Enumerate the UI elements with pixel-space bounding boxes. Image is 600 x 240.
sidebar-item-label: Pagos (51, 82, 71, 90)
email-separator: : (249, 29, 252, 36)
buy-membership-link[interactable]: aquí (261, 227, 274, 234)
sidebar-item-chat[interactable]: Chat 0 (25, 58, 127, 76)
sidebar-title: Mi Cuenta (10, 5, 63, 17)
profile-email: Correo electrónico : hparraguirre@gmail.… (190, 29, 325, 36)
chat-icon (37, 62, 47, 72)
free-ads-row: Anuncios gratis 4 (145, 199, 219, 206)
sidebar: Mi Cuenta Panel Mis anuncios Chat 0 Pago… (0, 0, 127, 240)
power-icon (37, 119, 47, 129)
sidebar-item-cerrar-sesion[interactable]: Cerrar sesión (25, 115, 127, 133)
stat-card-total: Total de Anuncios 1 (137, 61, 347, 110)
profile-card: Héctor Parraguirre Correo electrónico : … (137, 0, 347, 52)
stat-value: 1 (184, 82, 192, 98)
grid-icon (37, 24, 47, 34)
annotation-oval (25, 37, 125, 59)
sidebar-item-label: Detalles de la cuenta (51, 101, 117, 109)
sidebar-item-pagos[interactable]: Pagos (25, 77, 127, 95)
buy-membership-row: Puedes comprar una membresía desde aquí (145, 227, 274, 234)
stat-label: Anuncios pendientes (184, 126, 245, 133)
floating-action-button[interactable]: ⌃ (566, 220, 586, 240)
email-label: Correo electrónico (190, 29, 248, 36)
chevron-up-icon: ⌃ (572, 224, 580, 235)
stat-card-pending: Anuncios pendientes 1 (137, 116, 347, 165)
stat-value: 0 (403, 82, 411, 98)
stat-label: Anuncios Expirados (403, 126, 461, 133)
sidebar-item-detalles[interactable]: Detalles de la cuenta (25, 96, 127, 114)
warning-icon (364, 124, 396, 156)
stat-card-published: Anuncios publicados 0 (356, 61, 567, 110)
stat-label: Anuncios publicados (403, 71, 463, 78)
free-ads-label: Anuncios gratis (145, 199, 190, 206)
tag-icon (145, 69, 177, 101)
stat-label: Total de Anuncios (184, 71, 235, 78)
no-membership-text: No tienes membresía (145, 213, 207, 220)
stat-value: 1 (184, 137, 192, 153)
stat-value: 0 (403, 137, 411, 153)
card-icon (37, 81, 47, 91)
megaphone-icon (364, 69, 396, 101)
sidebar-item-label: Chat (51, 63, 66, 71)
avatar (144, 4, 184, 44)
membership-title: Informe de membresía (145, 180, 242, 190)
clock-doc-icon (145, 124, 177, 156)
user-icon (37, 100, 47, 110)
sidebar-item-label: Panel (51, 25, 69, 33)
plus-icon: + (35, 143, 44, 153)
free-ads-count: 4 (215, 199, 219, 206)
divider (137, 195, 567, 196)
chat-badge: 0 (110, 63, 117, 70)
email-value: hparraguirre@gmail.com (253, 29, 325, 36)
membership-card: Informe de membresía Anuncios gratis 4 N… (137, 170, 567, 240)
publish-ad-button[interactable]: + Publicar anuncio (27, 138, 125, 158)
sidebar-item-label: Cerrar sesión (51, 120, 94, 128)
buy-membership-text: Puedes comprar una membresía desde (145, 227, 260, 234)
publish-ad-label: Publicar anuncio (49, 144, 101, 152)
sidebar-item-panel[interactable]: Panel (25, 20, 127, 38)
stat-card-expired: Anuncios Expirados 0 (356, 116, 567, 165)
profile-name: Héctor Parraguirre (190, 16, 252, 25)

EXERCISE BRIEF: Reproduce the rows word for word, from their first line through the line that contains "stat-label: Anuncios publicados", with both of those lines included.

ANSWER TO THIS EXERCISE:
Enumerate the UI elements with pixel-space bounding boxes. Image is 600 x 240.
sidebar-item-label: Pagos (51, 82, 71, 90)
email-separator: : (249, 29, 252, 36)
buy-membership-link[interactable]: aquí (261, 227, 274, 234)
sidebar-item-chat[interactable]: Chat 0 (25, 58, 127, 76)
sidebar-title: Mi Cuenta (10, 5, 63, 17)
profile-email: Correo electrónico : hparraguirre@gmail.… (190, 29, 325, 36)
chat-icon (37, 62, 47, 72)
free-ads-row: Anuncios gratis 4 (145, 199, 219, 206)
sidebar: Mi Cuenta Panel Mis anuncios Chat 0 Pago… (0, 0, 127, 240)
power-icon (37, 119, 47, 129)
sidebar-item-cerrar-sesion[interactable]: Cerrar sesión (25, 115, 127, 133)
stat-card-total: Total de Anuncios 1 (137, 61, 347, 110)
profile-card: Héctor Parraguirre Correo electrónico : … (137, 0, 347, 52)
stat-value: 1 (184, 82, 192, 98)
grid-icon (37, 24, 47, 34)
annotation-oval (25, 37, 125, 59)
sidebar-item-label: Detalles de la cuenta (51, 101, 117, 109)
sidebar-item-pagos[interactable]: Pagos (25, 77, 127, 95)
buy-membership-row: Puedes comprar una membresía desde aquí (145, 227, 274, 234)
stat-label: Anuncios pendientes (184, 126, 245, 133)
floating-action-button[interactable]: ⌃ (566, 220, 586, 240)
email-label: Correo electrónico (190, 29, 248, 36)
chevron-up-icon: ⌃ (572, 224, 580, 235)
stat-card-pending: Anuncios pendientes 1 (137, 116, 347, 165)
stat-value: 0 (403, 82, 411, 98)
stat-label: Anuncios Expirados (403, 126, 461, 133)
sidebar-item-detalles[interactable]: Detalles de la cuenta (25, 96, 127, 114)
warning-icon (364, 124, 396, 156)
stat-card-published: Anuncios publicados 0 (356, 61, 567, 110)
stat-label: Anuncios publicados (403, 71, 463, 78)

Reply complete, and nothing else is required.